Extracted text
- - - - - - -
Ben Sport and his wife, Laura, recently ran the mortgage marathon, purchasing their second home, this time on Chattanooga's North Shore.

"It wasn't a complete walk in the park," said Sport, who claims a credit score in the high 700s.

The Sports were poised to sell their house as part of one transaction and buy their new house that same day, but they hit a snag.

"The house was packed, we had made arrangements for the kids, and we were an hour and a half from closing," he said.

Then they got a call. Their buyers had failed a last-minute credit check because of a change in cell phone carriers. The deal was postponed.

"I was shocked," Sport said. "It seemed a little ridiculous."

Luckily, "we had a mattress we hadn't packed and our kids had a folding bed," so the family slept overnight and closed the next day.

Their situation isn't uncommon, said Nickie Schwartzkopf, a broker for Remax Properties.

In one recent example, the deal fell through after months of work when a family decided to pay the movers with their credit card. Unfortunately, by the time they arrived in Chattanooga with all their belongings, ready to buy, the lender had conducted a final credit check. It was a disaster, Schwartzkopf said.

"The day before closing, we found out the buyers weren't qualified," she said. "The cost of the move, they had to charge it, and by the time it showed up on their charge card, it had thrown their credit out of whack."

Where Credit is Due

The drive toward rent payments instead of home loans helps families avoid the gauntlet of tightened mortgage rules, stricter credit checks and job market uncertainty, experts say.

Banks and lenders, which still are working their way through a glut of foreclosures, are fearful of making a loan to buyers who are not fully qualified.

"With the credit criteria for new home mortgages, it's pushing more renters into the market," said Tammy Yeargan, marketing director for property management firm Fogleman Management Group. "Two years ago, you were able to get into a home for little down payment. But that environment's kind of changed a little bit, because now most homes require 20 percent down payment."

In fact, one component of the Dodd-Frank financial reform law adopted by Congress last year could codify into law how much buyers have to put down for conventional home loans. It's proposed at about 20 percent, according to The Associated Press.

Even those qualified to buy a home are sometimes wary of making a multiyear housing commitment at a time when unemployment remains high and the prospect of losing a job could mean eviction.

In July, unemployment averaged 9.8 percent in Tennessee and rose to 10.1 percent in Georgia, according to state employment figures released last week.
- - - - - - -
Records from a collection
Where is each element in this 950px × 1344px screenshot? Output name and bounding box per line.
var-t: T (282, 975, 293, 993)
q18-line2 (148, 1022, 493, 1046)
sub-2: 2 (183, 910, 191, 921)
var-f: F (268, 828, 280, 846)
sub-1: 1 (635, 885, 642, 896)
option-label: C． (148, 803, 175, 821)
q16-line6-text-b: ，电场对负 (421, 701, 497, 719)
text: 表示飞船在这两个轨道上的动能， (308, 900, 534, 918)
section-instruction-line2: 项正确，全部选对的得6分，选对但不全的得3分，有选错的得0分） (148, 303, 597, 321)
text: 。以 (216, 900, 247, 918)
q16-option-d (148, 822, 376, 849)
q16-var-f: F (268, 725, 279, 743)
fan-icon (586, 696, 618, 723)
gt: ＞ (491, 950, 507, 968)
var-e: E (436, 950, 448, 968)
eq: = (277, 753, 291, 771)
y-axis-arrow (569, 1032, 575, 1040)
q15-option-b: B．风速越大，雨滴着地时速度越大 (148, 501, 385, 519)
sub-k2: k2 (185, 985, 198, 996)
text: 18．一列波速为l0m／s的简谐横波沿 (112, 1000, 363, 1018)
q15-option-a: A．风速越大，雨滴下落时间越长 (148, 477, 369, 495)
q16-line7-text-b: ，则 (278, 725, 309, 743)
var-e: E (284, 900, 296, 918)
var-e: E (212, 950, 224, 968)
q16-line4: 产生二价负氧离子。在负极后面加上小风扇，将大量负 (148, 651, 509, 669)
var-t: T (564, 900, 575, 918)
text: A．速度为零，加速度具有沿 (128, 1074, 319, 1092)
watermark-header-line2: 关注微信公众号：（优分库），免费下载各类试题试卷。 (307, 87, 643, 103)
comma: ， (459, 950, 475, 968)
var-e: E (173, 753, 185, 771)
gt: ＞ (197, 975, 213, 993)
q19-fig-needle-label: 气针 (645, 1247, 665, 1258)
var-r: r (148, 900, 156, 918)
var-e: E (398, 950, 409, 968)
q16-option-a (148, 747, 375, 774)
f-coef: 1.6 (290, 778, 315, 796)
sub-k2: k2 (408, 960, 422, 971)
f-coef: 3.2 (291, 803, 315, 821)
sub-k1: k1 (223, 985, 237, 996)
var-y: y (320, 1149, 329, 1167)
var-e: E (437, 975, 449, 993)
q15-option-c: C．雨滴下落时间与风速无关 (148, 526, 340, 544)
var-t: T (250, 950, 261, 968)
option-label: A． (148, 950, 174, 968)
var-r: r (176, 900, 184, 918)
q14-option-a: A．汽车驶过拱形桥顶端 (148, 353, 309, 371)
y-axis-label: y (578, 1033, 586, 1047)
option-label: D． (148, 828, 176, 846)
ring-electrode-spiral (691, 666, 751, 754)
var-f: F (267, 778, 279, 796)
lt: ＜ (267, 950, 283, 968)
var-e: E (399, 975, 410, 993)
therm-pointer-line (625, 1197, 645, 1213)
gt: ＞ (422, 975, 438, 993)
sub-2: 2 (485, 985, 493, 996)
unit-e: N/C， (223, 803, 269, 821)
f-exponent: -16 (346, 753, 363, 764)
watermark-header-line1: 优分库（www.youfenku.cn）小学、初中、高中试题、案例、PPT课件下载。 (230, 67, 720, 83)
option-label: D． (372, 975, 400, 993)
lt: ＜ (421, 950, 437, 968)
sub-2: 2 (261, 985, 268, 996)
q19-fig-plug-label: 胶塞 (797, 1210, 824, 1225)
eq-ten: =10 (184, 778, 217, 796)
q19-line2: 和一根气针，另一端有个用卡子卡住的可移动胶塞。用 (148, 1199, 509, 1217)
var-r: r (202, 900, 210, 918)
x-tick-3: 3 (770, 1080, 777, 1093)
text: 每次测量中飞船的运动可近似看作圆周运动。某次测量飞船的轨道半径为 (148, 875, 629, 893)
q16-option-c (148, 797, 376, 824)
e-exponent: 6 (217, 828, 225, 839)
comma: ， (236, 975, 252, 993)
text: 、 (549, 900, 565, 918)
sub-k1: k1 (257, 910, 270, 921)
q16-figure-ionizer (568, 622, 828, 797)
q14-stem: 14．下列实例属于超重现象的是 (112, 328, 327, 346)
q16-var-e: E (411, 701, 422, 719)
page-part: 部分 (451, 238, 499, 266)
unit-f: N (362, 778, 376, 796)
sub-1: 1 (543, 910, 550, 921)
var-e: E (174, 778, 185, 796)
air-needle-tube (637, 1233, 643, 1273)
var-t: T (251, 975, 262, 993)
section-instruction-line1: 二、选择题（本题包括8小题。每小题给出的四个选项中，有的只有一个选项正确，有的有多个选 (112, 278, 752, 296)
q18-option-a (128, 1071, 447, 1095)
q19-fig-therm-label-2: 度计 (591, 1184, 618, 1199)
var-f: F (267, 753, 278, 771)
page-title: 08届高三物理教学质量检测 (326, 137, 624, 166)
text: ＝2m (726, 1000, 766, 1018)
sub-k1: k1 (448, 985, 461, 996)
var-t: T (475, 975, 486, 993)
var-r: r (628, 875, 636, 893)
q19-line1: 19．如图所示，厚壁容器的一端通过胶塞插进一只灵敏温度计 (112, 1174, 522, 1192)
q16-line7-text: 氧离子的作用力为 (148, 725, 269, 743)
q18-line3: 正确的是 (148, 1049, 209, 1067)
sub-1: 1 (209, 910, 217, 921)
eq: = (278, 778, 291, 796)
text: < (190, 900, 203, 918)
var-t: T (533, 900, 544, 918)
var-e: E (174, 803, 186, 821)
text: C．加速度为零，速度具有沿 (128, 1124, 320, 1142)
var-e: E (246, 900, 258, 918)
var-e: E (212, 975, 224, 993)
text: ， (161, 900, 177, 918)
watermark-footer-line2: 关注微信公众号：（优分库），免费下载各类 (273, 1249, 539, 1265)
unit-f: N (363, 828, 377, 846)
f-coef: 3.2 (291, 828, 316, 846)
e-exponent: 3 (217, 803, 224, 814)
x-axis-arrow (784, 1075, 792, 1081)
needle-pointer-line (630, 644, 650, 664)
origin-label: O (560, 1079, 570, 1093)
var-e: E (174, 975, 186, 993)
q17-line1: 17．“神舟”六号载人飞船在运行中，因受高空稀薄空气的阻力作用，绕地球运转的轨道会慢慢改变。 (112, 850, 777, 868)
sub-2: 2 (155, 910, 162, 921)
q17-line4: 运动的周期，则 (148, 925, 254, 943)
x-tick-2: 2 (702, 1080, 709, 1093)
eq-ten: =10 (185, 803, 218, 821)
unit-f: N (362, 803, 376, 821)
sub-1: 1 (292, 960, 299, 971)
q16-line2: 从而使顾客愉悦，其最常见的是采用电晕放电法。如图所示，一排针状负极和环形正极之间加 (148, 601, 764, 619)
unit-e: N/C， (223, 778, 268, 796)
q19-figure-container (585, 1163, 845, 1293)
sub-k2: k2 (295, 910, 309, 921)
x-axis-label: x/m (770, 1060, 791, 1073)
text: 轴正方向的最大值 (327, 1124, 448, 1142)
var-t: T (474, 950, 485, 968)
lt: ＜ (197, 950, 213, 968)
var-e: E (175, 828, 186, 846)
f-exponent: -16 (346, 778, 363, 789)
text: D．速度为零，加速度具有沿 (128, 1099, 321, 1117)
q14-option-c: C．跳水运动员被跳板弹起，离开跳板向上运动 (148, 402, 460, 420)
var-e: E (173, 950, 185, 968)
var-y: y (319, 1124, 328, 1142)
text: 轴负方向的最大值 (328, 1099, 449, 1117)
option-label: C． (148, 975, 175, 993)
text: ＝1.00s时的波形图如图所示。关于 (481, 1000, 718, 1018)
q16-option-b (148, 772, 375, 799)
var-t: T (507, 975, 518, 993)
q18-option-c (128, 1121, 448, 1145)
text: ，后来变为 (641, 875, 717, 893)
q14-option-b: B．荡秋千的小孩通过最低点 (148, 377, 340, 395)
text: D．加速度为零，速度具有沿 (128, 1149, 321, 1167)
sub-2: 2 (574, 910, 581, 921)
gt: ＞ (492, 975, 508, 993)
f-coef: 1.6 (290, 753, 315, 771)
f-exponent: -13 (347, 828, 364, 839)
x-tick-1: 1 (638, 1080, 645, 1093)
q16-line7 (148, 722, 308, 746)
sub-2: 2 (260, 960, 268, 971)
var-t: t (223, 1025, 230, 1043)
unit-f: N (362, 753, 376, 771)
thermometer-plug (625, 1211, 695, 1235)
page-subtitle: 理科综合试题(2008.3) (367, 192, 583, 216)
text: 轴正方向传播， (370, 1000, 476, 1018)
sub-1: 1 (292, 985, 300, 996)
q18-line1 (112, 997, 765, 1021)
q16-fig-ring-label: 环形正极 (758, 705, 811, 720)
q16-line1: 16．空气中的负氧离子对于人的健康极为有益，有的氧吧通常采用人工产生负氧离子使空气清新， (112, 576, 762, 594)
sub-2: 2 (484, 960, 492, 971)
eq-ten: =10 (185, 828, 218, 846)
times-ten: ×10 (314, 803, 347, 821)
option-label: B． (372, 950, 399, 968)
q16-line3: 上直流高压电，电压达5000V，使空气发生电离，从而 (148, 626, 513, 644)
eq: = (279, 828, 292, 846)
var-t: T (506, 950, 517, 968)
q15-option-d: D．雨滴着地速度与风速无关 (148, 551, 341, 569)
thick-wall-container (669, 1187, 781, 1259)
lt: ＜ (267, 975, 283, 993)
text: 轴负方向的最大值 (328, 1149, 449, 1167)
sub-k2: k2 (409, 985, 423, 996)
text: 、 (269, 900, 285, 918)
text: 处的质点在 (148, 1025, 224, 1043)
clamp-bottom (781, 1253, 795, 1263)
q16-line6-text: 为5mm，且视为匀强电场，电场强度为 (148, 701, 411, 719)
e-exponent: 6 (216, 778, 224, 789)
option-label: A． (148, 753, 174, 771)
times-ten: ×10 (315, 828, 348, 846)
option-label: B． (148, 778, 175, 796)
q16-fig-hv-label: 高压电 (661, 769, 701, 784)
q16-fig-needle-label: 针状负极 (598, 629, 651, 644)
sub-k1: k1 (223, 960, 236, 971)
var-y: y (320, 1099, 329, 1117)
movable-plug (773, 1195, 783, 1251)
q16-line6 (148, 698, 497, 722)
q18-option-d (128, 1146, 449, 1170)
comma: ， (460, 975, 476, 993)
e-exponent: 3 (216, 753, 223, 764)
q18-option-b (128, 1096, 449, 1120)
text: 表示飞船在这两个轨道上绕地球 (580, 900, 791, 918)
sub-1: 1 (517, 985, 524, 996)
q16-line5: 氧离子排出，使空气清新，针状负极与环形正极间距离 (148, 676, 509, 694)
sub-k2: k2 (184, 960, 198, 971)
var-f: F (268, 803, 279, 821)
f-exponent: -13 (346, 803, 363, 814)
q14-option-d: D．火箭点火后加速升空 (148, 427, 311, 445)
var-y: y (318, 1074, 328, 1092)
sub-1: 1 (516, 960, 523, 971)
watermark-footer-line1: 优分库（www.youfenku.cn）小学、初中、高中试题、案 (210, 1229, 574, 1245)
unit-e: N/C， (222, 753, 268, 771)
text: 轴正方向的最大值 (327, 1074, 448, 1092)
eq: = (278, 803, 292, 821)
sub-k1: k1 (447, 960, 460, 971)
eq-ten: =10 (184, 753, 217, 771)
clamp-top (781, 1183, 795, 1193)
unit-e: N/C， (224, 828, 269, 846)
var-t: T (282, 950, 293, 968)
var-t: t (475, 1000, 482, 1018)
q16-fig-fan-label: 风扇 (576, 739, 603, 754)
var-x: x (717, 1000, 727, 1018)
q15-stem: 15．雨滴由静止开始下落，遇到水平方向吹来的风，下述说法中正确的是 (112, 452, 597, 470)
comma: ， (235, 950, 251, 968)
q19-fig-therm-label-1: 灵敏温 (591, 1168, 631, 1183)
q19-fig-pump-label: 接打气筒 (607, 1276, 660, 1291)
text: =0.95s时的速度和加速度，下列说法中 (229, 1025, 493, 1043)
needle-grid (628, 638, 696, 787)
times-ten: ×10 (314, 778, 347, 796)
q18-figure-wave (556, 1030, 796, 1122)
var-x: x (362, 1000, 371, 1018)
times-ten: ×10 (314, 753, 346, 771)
- - - - - - -
Objective A
Put the records from their first line through the line containing "var-e: E (212, 950, 224, 968)" into a Markdown table with the columns "Row" and "Entry", leaving out any blank lines.
Objective B
Write the next part of the article on mortgage credit checks and the shift toward renting, starting after its final sentence.

Answer A
| Row | Entry |
|---|---|
| 1 | Where is each element in this 950px × 1344px screenshot? Output name and bounding box per line. |
| 2 | var-t: T (282, 975, 293, 993) |
| 3 | q18-line2 (148, 1022, 493, 1046) |
| 4 | sub-2: 2 (183, 910, 191, 921) |
| 5 | var-f: F (268, 828, 280, 846) |
| 6 | sub-1: 1 (635, 885, 642, 896) |
| 7 | option-label: C． (148, 803, 175, 821) |
| 8 | q16-line6-text-b: ，电场对负 (421, 701, 497, 719) |
| 9 | text: 表示飞船在这两个轨道上的动能， (308, 900, 534, 918) |
| 10 | section-instruction-line2: 项正确，全部选对的得6分，选对但不全的得3分，有选错的得0分） (148, 303, 597, 321) |
| 11 | text: 。以 (216, 900, 247, 918) |
| 12 | q16-option-d (148, 822, 376, 849) |
| 13 | q16-var-f: F (268, 725, 279, 743) |
| 14 | fan-icon (586, 696, 618, 723) |
| 15 | gt: ＞ (491, 950, 507, 968) |
| 16 | var-e: E (436, 950, 448, 968) |
| 17 | eq: = (277, 753, 291, 771) |
| 18 | y-axis-arrow (569, 1032, 575, 1040) |
| 19 | q15-option-b: B．风速越大，雨滴着地时速度越大 (148, 501, 385, 519) |
| 20 | sub-k2: k2 (185, 985, 198, 996) |
| 21 | text: 18．一列波速为l0m／s的简谐横波沿 (112, 1000, 363, 1018) |
| 22 | q15-option-a: A．风速越大，雨滴下落时间越长 (148, 477, 369, 495) |
| 23 | q16-line7-text-b: ，则 (278, 725, 309, 743) |
| 24 | var-e: E (284, 900, 296, 918) |
| 25 | var-e: E (212, 950, 224, 968) |

Answer B
Money matters

But even more than labor uncertainty, the erosion of the long-held belief that a home is a stable investment has made some buyers question such a commitment.

Chattanooga's median home values have slid since the bottom fell out of the market in 2007, reaching a decade-low of $124,400 in July before rising to $142,145 last month.

July's median price was less than the inflation-adjusted $132,000 median price in 2000 and more than $20,000 below the market peak in 2006, when the median home price in Chattanooga was $153,000, adjusted for inflation.

Many would-be buyers who are relocating to Chattanooga don't want to sell their homes at today's depressed levels, so many hang on to those houses -- either renting them out or letting them sit empty -- and pursue a temporary housing solution here.

"Instead of taking a loss on their houses, they're renting now," said Jennifer Grayson, president of the Greater Chattanooga Association of Realtors. "That makes them unable to buy here, because they're choosing not to sell their houses at a loss."

Grayson said other homeowners who face foreclosure or short sales are unable to obtain new mortgages for at least two years and are having to rent their homes while they rebuild their credit.

"In Chattanooga, we're seeing some light at the end of the tunnel and the share of homes sold because of foreclosures is going down again while prices are starting to stabilize or go up," she said. "But unfortunately, there are still a lot of people, especially those who are coming here from harder-hit markets, who are upside-down [owing more than their equity] in their homes and can't afford to buy."

Perhaps in recognition of the glut of foreclosed properties and preowned homes for sale, new housing starts have fallen in the Chattanooga area, which includes parts of North Georgia.

Builders began work on 4,484 new homes in 2005 but just 1,225 in 2010, according to building permit data collected by The Market Edge, a market research firm.

Residential building permits for 2011 are on track to sink even lower, so far missing 2010 results by 114 home starts in the first two quarters.

Fort Oglethorpe developer Ken Howell is set to transform what was to be a 102-acre subdivision into a $20 million apartment complex, encompassing 322 units.

"The economy has obviously changed," Howell said in April after he was granted a zoning request to build apartments instead of single-family homes.

"Thirty-five percent of the people who could qualify to buy a house in 2007 don't qualify today, so an apartment complex like what we plan to build can provide people a nice place to live, maybe while they are waiting to buy a home later."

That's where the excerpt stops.